■ Stated problem a: Reproduce the records from their first line through the line containing "- app-header: Publications", inclusive.

There were several Claims Commissions which decided disputes involving claims by aliens established after the First World War. 19 Moreover, the PCIJ also was faced with disputes involving diplomatic protection. 20 The trend in the decisions of international tribunals showed that the institution of diplomatic protection was firmly established, whatever the disputes about the rules governing it and about the rules relating to the substantive law of State responsibility for injuries to aliens. 21
After the Second World War, the spate of nationalizations of foreign property, particularly in Eastern Europe, generated much diplomatic action by western States in protection of their nationals. 22 There were several lump-sum settlements reached in connection with these cases. The disagreements among legal commentators on the universal applicability of and the content of the substantive law governing the treatment of aliens by States 23 did nothing to quell the assertion by States of their right to exercise diplomatic protection of their nationals abroad. This was so, even though the disagreements generally pitted less-developed countries, among them those that had just secured independence from colonial domination, against more developed countries. While problems relating to that substantive law may still remain and require solution, the right to diplomatic protection as such and the fact that there is a law governing the institution does not appear to have been questioned. Indeed, the ICJ has in four leading cases for all intents and purposes accepted the fact that diplomatic protection is a viable institution. These are the Nottebohm Case (Preliminary Objections), 24 the Barcelona (p. 18) Traction Co Case (Preliminary Objections), 25 the ELSI Case, 26 and the Diallo Case (Prelimary Objections). 27 Furthermore, there have been cases where States in the exercise of diplomatic protection have established arbitral tribunals along the lines of the earlier claims commissions to decide disputes involving aliens. Such is the Iran-United States Claims Tribunal. 28
Nevertheless, dissatisfaction with some of the rules governing diplomatic protection, such as the local remedies rule, have, it must be noted, given rise to several developments where either the right to diplomatic protection is renounced by States in favour of other means of settling disputes which are considered more effective or aliens do not seek diplomatic protection, at least provisionally, by agreeing to another means of settlement with the host or respondent State. Under the ICSID Convention, which was agreed upon by States in 1965 and came into effect soon after, national States agree not to exercise diplomatic protection in investment disputes while the aliens and the host States enter into arbitration under the auspices of ICSID as a means of settling such disputes. 29 This is provisional, insofar as the same article also permits diplomatic protection to be exercised on certain conditions and certain eventualities taking place. The arbitrations under the ICSID Convention are international arbitrations, where States have agreed in advance by becoming parties to the Convention to accept arbitration between them and aliens, provided the latter are nationals of a contracting party to the Convention and the two parties to the dispute have specifically agreed to arbitration in order to settle the dispute. States may also agree under BITs to a similar kind of arbitration in matters of alien treatment which is meant to replace the exercise of diplomatic protection. 30
The second phenomenon is that resort to local remedies is initially avoided by the alien entering into an arbitration agreement with the host State for the settlement of disputes without any intervention by the national States. Such an arbitration proceeding in reality takes the place of local remedies and is generally governed by private international law subject to any applicable rules of public international law. 31 It is a substitute for resort to local remedies which induces the alien not to seek the diplomatic protection of his national State and is regarded as inuring to the benefit of the alien.

■ Stated problem b:
Answer these questions on the passage about diplomatic protection:
(i) In what year did States agree upon the ICSID Convention?
(ii) Which tribunal is given as an example of an arbitral tribunal set up along the lines of the earlier claims commissions?
(iii) In which region were the nationalizations of foreign property after the Second World War particularly concentrated?

■ Dataset items:
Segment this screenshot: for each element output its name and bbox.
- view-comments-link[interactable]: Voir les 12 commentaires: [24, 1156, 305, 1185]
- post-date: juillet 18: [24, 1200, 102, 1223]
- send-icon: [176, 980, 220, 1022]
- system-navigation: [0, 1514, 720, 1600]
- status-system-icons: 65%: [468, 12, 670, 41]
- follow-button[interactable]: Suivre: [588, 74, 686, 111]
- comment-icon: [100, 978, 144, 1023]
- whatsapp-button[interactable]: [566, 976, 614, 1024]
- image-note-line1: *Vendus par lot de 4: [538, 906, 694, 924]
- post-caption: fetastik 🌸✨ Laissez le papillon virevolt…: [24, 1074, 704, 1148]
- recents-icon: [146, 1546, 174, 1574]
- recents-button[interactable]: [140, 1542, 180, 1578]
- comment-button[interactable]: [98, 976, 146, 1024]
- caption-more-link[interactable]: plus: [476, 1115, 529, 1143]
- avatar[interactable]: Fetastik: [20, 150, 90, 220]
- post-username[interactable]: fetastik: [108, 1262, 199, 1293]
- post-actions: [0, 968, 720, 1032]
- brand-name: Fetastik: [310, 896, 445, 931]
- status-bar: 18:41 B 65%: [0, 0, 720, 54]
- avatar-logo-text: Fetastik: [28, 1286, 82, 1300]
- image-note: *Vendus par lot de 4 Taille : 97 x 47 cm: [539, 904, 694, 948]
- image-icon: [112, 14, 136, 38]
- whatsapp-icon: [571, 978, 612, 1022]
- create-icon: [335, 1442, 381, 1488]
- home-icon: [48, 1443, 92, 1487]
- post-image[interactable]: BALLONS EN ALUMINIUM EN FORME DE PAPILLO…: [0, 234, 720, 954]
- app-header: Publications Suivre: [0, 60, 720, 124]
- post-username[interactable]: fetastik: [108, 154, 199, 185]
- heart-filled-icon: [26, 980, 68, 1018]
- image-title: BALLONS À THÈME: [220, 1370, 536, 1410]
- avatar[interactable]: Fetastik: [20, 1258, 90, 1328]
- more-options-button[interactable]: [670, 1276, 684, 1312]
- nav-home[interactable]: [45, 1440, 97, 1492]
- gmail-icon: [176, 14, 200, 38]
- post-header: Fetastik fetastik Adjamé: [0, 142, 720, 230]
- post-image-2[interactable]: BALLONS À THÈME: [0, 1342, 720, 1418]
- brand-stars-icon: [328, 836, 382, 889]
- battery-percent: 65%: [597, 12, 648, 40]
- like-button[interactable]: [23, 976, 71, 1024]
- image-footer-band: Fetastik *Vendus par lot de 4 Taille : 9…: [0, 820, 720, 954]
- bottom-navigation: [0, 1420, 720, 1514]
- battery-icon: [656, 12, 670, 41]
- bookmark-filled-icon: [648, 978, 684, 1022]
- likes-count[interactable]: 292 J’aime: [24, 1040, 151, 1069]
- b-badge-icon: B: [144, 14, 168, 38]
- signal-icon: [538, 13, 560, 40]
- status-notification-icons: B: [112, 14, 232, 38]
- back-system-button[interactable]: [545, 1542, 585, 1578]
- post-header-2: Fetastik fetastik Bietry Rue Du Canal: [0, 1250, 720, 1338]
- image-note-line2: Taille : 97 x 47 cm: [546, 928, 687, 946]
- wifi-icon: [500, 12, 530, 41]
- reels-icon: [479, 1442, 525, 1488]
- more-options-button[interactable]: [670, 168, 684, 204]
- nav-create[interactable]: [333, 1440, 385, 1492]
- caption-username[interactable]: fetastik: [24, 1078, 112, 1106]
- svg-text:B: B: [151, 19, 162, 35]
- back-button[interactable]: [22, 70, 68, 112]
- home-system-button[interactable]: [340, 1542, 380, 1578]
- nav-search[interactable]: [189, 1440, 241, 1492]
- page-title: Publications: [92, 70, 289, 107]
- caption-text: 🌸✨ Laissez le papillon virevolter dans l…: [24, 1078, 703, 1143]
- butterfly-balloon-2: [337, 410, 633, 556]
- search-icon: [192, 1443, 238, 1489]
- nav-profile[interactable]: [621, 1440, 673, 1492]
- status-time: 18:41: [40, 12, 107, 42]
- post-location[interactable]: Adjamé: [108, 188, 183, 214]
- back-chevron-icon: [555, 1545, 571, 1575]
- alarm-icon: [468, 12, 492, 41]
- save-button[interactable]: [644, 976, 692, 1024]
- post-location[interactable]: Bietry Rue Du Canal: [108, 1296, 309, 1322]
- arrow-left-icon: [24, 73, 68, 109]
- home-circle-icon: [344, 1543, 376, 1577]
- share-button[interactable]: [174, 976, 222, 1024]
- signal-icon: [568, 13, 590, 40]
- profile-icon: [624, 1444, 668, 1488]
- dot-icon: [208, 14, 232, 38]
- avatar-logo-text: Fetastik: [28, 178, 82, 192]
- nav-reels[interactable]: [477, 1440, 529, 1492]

■ Complete response a:
Segment this screenshot: for each element output its name and bbox.
- view-comments-link[interactable]: Voir les 12 commentaires: [24, 1156, 305, 1185]
- post-date: juillet 18: [24, 1200, 102, 1223]
- send-icon: [176, 980, 220, 1022]
- system-navigation: [0, 1514, 720, 1600]
- status-system-icons: 65%: [468, 12, 670, 41]
- follow-button[interactable]: Suivre: [588, 74, 686, 111]
- comment-icon: [100, 978, 144, 1023]
- whatsapp-button[interactable]: [566, 976, 614, 1024]
- image-note-line1: *Vendus par lot de 4: [538, 906, 694, 924]
- post-caption: fetastik 🌸✨ Laissez le papillon virevolt…: [24, 1074, 704, 1148]
- recents-icon: [146, 1546, 174, 1574]
- recents-button[interactable]: [140, 1542, 180, 1578]
- comment-button[interactable]: [98, 976, 146, 1024]
- caption-more-link[interactable]: plus: [476, 1115, 529, 1143]
- avatar[interactable]: Fetastik: [20, 150, 90, 220]
- post-username[interactable]: fetastik: [108, 1262, 199, 1293]
- post-actions: [0, 968, 720, 1032]
- brand-name: Fetastik: [310, 896, 445, 931]
- status-bar: 18:41 B 65%: [0, 0, 720, 54]
- avatar-logo-text: Fetastik: [28, 1286, 82, 1300]
- image-note: *Vendus par lot de 4 Taille : 97 x 47 cm: [539, 904, 694, 948]
- image-icon: [112, 14, 136, 38]
- whatsapp-icon: [571, 978, 612, 1022]
- create-icon: [335, 1442, 381, 1488]
- home-icon: [48, 1443, 92, 1487]
- post-image[interactable]: BALLONS EN ALUMINIUM EN FORME DE PAPILLO…: [0, 234, 720, 954]
- app-header: Publications Suivre: [0, 60, 720, 124]

■ Complete response b:
(i) 1965
(ii) The Iran-United States Claims Tribunal
(iii) Eastern Europe